Requirement: The records below are split into lines. How many of those lines contain the string "forward"? Reply with the number only.

Exercise material:
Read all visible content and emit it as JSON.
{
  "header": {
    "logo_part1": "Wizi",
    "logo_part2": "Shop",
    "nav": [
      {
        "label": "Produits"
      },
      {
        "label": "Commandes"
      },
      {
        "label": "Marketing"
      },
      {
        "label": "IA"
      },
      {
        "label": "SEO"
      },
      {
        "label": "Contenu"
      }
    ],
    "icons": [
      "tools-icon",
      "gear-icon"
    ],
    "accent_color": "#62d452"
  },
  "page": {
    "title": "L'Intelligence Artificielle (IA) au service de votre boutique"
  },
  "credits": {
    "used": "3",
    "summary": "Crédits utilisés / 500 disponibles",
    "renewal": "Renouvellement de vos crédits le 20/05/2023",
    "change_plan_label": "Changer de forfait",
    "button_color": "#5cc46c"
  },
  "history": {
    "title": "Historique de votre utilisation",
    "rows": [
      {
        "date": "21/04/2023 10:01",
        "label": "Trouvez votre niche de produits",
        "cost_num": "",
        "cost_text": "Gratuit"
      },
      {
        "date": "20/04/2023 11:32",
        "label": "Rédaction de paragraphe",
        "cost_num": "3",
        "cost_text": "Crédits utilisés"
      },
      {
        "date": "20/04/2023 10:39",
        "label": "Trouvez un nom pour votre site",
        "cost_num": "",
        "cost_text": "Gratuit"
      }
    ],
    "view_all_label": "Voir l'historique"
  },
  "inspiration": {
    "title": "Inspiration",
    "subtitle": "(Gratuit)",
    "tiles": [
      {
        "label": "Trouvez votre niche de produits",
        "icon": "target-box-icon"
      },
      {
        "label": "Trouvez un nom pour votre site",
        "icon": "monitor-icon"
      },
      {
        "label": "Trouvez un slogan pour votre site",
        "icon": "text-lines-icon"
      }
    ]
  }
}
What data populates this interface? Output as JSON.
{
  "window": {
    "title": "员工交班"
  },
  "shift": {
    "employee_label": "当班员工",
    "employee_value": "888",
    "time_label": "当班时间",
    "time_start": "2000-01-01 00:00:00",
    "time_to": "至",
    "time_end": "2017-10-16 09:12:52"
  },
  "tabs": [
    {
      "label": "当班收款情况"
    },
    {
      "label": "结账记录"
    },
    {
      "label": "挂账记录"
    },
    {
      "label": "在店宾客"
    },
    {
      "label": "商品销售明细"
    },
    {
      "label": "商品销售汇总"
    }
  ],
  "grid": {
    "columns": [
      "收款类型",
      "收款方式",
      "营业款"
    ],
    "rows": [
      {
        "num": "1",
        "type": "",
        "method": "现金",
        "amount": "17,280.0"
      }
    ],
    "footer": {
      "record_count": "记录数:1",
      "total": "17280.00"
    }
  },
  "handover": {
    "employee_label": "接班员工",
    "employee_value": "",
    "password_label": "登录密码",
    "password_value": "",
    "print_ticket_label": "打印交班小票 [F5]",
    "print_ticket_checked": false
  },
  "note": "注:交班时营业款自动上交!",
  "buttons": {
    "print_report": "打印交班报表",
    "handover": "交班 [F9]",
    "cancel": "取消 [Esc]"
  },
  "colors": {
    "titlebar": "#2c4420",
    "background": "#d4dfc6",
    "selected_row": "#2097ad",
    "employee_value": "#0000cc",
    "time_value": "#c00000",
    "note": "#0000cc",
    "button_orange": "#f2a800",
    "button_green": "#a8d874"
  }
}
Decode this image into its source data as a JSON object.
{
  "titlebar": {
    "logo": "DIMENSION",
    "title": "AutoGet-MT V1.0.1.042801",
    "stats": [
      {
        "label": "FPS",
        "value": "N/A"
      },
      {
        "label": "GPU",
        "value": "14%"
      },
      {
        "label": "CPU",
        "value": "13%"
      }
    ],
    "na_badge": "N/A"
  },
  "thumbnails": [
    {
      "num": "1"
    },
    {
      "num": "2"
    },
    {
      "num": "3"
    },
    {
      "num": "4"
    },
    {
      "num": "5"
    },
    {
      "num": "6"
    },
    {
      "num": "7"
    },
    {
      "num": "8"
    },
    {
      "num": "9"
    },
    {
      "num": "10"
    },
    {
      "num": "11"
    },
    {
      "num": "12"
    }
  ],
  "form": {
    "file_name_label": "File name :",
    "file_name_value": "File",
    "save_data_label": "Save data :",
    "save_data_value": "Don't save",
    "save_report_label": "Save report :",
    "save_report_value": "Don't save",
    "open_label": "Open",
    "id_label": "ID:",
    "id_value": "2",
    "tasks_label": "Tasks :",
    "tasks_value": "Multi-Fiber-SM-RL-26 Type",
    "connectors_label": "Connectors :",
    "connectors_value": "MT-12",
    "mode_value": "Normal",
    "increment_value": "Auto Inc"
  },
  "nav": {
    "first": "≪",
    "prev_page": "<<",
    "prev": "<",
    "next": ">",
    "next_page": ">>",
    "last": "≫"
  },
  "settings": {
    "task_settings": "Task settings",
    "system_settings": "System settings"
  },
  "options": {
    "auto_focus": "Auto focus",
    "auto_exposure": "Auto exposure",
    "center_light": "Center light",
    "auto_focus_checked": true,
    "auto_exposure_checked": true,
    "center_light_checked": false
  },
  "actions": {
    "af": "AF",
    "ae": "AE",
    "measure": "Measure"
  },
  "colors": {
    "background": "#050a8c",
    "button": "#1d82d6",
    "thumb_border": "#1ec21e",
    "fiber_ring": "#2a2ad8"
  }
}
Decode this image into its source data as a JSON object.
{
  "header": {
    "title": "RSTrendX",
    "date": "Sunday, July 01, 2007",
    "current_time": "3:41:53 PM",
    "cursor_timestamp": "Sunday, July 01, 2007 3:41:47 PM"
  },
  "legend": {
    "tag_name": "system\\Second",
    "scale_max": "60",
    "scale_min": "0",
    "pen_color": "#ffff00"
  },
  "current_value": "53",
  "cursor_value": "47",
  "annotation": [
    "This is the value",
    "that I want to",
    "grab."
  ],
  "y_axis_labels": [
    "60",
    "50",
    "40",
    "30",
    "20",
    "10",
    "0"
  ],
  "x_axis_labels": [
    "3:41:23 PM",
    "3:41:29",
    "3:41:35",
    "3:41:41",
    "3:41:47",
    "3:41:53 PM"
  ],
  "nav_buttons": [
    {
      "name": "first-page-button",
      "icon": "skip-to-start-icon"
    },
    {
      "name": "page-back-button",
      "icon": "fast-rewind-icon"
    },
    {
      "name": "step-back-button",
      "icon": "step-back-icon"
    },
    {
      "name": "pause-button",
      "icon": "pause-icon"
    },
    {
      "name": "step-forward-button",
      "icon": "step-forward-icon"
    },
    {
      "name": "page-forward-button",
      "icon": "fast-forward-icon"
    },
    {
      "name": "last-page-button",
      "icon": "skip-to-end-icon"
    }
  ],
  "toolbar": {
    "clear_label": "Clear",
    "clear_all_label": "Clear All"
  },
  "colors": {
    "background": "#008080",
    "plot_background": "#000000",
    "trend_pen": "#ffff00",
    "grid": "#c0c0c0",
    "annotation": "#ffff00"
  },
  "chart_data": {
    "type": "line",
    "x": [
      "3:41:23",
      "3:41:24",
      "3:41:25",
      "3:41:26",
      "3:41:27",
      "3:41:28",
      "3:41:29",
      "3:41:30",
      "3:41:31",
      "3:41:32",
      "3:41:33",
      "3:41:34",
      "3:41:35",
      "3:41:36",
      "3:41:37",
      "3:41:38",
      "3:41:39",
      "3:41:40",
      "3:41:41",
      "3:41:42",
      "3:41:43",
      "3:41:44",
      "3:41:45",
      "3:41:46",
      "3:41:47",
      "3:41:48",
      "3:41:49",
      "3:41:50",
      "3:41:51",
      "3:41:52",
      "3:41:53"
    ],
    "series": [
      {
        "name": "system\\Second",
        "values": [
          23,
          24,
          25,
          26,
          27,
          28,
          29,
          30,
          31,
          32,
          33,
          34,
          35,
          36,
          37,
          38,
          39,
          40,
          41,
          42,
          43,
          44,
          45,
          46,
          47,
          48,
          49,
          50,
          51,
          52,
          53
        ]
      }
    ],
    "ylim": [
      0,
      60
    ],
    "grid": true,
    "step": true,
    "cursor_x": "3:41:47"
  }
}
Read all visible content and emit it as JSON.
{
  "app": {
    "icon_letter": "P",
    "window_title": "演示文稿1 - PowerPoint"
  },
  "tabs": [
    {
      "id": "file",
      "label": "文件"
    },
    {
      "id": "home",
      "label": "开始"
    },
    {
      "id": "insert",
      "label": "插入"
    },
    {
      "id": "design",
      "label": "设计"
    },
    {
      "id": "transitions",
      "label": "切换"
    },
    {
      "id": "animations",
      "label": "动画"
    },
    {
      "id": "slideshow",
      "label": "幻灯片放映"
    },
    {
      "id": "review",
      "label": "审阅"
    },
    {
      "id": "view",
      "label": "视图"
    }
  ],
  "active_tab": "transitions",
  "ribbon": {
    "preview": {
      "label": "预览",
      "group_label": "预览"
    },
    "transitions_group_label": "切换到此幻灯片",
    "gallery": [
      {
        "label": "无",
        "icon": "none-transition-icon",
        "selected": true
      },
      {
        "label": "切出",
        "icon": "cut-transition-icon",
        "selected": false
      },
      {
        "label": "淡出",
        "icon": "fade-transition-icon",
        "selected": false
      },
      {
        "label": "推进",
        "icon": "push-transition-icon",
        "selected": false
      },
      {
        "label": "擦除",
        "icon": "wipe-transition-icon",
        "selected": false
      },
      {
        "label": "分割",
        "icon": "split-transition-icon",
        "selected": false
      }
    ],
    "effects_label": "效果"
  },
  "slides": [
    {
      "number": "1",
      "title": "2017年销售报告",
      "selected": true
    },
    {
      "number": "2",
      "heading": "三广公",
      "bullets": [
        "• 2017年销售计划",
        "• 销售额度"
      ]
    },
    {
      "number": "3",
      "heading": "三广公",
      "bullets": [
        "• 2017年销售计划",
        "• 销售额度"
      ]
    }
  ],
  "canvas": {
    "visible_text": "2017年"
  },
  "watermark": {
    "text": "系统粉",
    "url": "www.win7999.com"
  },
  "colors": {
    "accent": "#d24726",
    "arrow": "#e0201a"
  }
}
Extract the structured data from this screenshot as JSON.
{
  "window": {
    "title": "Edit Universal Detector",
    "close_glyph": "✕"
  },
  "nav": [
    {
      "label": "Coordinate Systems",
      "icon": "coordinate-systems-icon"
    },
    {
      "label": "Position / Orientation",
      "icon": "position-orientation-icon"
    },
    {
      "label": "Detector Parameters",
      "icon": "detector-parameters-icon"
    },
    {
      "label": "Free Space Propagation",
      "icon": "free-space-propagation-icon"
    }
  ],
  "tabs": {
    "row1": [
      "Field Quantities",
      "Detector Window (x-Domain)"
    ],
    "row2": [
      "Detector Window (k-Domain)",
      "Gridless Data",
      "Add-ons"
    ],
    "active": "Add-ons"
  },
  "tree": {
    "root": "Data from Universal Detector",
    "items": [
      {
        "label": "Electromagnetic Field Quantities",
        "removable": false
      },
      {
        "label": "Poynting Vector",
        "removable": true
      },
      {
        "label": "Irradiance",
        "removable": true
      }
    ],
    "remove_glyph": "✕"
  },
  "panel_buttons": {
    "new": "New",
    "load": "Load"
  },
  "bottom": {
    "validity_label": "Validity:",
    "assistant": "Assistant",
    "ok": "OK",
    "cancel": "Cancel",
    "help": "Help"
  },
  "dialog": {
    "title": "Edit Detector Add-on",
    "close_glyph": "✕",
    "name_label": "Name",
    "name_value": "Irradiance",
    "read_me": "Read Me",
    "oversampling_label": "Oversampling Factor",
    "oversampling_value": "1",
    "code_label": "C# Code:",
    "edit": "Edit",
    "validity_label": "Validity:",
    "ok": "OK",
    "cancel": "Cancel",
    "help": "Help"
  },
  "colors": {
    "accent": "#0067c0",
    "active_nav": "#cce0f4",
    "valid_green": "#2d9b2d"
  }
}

Expected answer: 4